>> begin

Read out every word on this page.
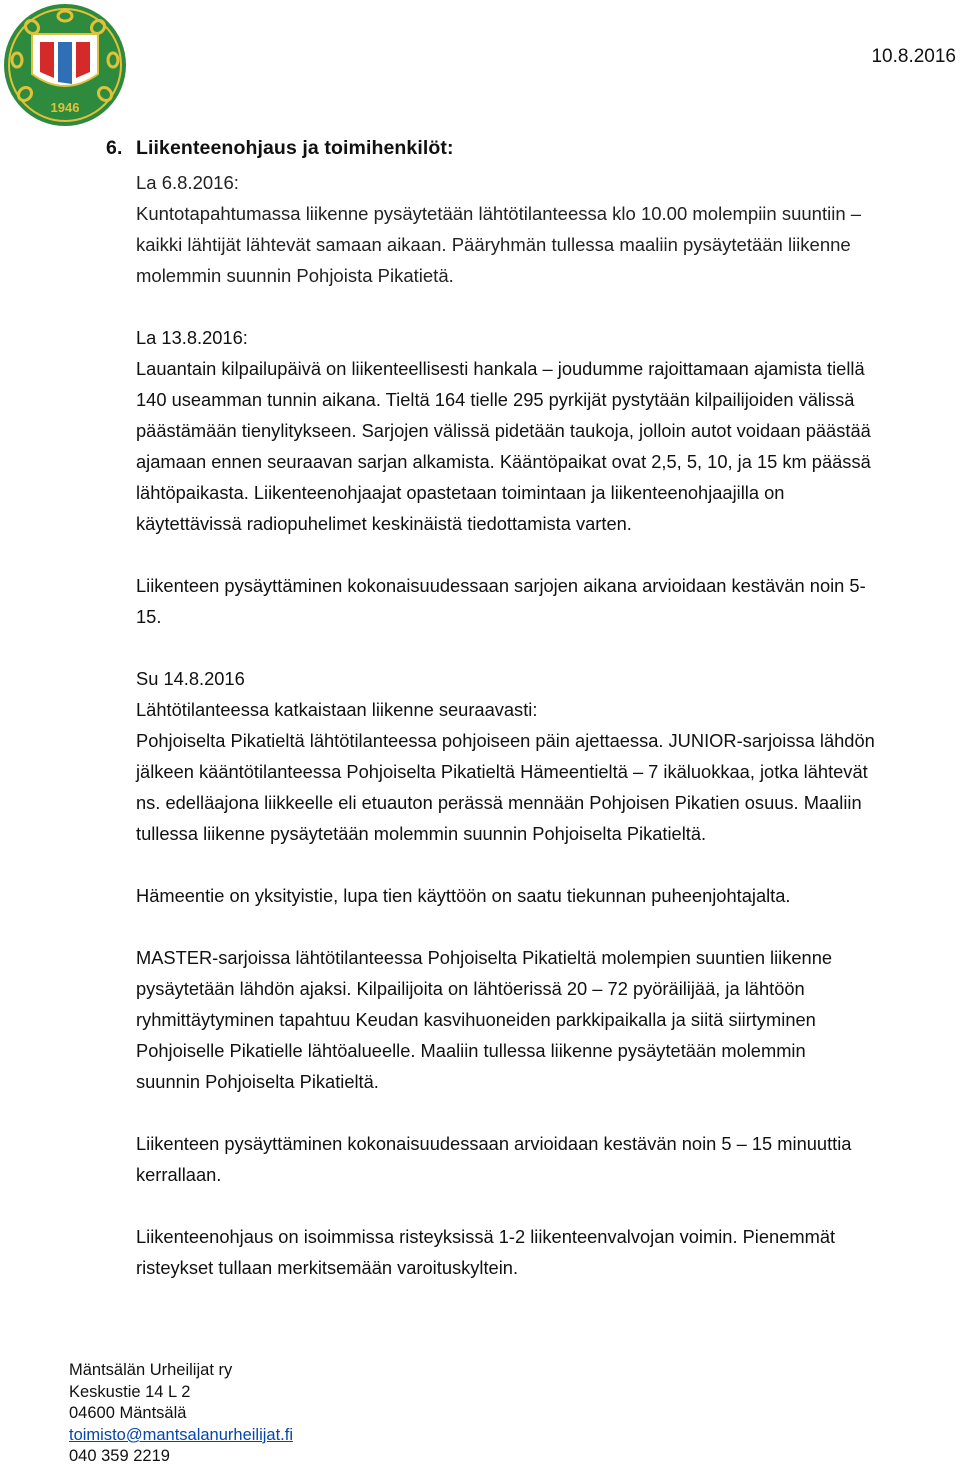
1946
10.8.2016
6. Liikenteenohjaus ja toimihenkilöt:
La 6.8.2016:
Kuntotapahtumassa liikenne pysäytetään lähtötilanteessa klo 10.00 molempiin suuntiin –
kaikki lähtijät lähtevät samaan aikaan. Pääryhmän tullessa maaliin pysäytetään liikenne
molemmin suunnin Pohjoista Pikatietä.
La 13.8.2016:
Lauantain kilpailupäivä on liikenteellisesti hankala – joudumme rajoittamaan ajamista tiellä
140 useamman tunnin aikana. Tieltä 164 tielle 295 pyrkijät pystytään kilpailijoiden välissä
päästämään tienylitykseen. Sarjojen välissä pidetään taukoja, jolloin autot voidaan päästää
ajamaan ennen seuraavan sarjan alkamista. Kääntöpaikat ovat 2,5, 5, 10, ja 15 km päässä
lähtöpaikasta. Liikenteenohjaajat opastetaan toimintaan ja liikenteenohjaajilla on
käytettävissä radiopuhelimet keskinäistä tiedottamista varten.
Liikenteen pysäyttäminen kokonaisuudessaan sarjojen aikana arvioidaan kestävän noin 5-
15.
Su 14.8.2016
Lähtötilanteessa katkaistaan liikenne seuraavasti:
Pohjoiselta Pikatieltä lähtötilanteessa pohjoiseen päin ajettaessa. JUNIOR-sarjoissa lähdön
jälkeen kääntötilanteessa Pohjoiselta Pikatieltä Hämeentieltä – 7 ikäluokkaa, jotka lähtevät
ns. edelläajona liikkeelle eli etuauton perässä mennään Pohjoisen Pikatien osuus. Maaliin
tullessa liikenne pysäytetään molemmin suunnin Pohjoiselta Pikatieltä.
Hämeentie on yksityistie, lupa tien käyttöön on saatu tiekunnan puheenjohtajalta.
MASTER-sarjoissa lähtötilanteessa Pohjoiselta Pikatieltä molempien suuntien liikenne
pysäytetään lähdön ajaksi. Kilpailijoita on lähtöerissä 20 – 72 pyöräilijää, ja lähtöön
ryhmittäytyminen tapahtuu Keudan kasvihuoneiden parkkipaikalla ja siitä siirtyminen
Pohjoiselle Pikatielle lähtöalueelle. Maaliin tullessa liikenne pysäytetään molemmin
suunnin Pohjoiselta Pikatieltä.
Liikenteen pysäyttäminen kokonaisuudessaan arvioidaan kestävän noin 5 – 15 minuuttia
kerrallaan.
Liikenteenohjaus on isoimmissa risteyksissä 1-2 liikenteenvalvojan voimin. Pienemmät
risteykset tullaan merkitsemään varoituskyltein.
Mäntsälän Urheilijat ry
Keskustie 14 L 2
04600 Mäntsälä
toimisto@mantsalanurheilijat.fi
040 359 2219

>> end

* **Exercise requirements**: Report the number of lines that include the string "kokonaisuudessaan"; return nothing but the count.

* **Response**: 2